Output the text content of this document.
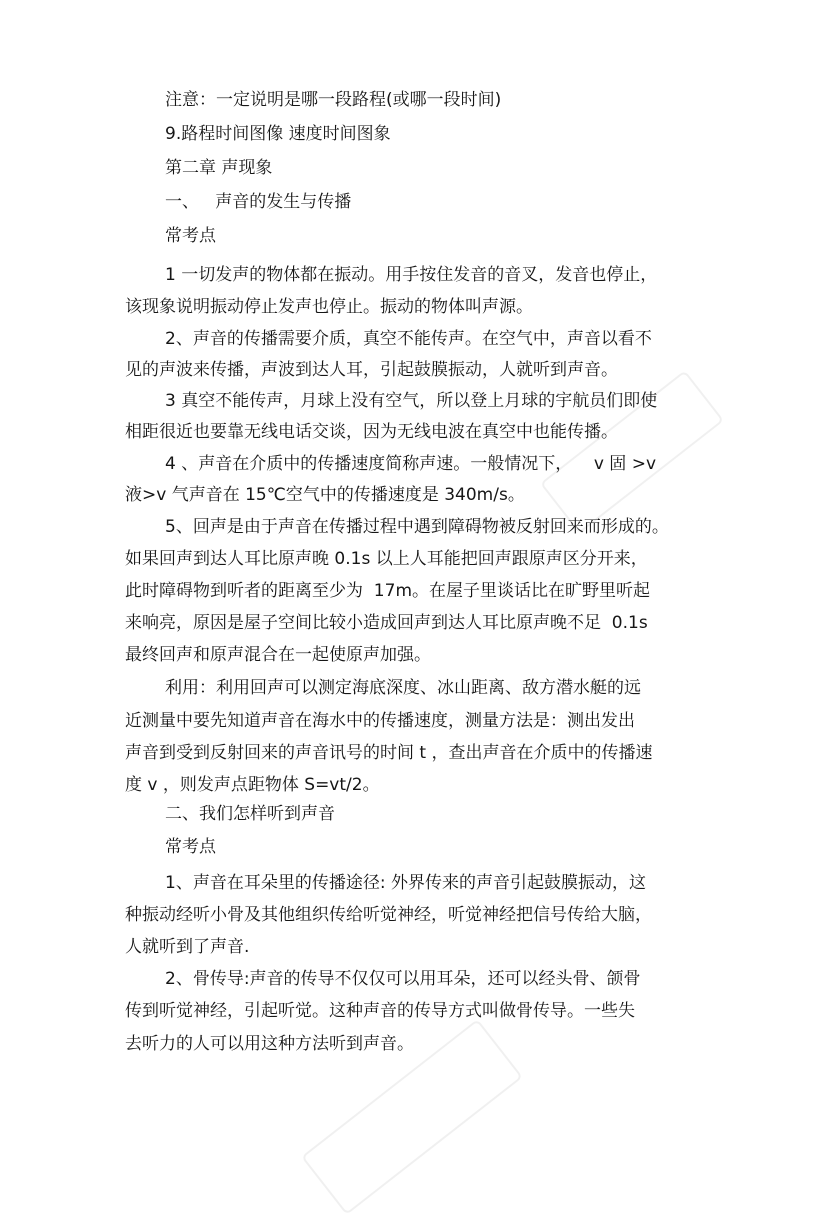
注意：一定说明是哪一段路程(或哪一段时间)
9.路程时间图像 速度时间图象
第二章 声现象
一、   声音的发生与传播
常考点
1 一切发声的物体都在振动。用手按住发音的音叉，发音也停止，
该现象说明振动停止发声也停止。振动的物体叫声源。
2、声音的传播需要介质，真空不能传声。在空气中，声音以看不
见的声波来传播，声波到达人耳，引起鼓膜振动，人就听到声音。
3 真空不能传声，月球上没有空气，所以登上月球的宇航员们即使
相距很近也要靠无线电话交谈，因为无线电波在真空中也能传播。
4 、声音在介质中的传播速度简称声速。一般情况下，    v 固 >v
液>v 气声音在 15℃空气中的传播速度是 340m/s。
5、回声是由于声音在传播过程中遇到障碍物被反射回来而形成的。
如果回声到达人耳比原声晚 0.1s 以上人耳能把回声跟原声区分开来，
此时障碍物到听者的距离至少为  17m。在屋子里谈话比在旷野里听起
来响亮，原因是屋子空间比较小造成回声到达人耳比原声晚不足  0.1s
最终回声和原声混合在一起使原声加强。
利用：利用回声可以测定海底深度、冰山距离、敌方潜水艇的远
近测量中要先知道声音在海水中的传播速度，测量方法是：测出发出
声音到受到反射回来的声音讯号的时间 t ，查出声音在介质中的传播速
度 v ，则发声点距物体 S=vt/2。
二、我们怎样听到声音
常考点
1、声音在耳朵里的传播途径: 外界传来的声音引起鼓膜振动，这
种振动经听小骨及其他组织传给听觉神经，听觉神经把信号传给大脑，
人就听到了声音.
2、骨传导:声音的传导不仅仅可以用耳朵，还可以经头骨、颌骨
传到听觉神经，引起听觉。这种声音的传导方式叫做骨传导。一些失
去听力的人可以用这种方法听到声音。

## Problem to solve
Pick out the lines containing the string "真空不能传声" and show them.

## Right answer
2、声音的传播需要介质，真空不能传声。在空气中，声音以看不
3 真空不能传声，月球上没有空气，所以登上月球的宇航员们即使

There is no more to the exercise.